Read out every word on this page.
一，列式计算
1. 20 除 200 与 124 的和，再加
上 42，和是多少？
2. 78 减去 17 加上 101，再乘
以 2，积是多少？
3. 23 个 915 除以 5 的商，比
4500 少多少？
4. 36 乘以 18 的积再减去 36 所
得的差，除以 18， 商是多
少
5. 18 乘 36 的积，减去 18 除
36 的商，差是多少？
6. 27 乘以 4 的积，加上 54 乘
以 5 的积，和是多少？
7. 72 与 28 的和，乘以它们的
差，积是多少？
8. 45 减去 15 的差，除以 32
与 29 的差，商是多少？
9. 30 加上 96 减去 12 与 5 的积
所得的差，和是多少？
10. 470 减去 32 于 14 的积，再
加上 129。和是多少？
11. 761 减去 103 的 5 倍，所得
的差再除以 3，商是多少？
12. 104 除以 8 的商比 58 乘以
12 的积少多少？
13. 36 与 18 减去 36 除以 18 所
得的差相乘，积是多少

- _WHAT IS ASKED_
Copy every line of the listing containing the string "和是多少".

- _SOLUTION TO THIS TASK_
上 42，和是多少？
以 5 的积，和是多少？
所得的差，和是多少？
加上 129。和是多少？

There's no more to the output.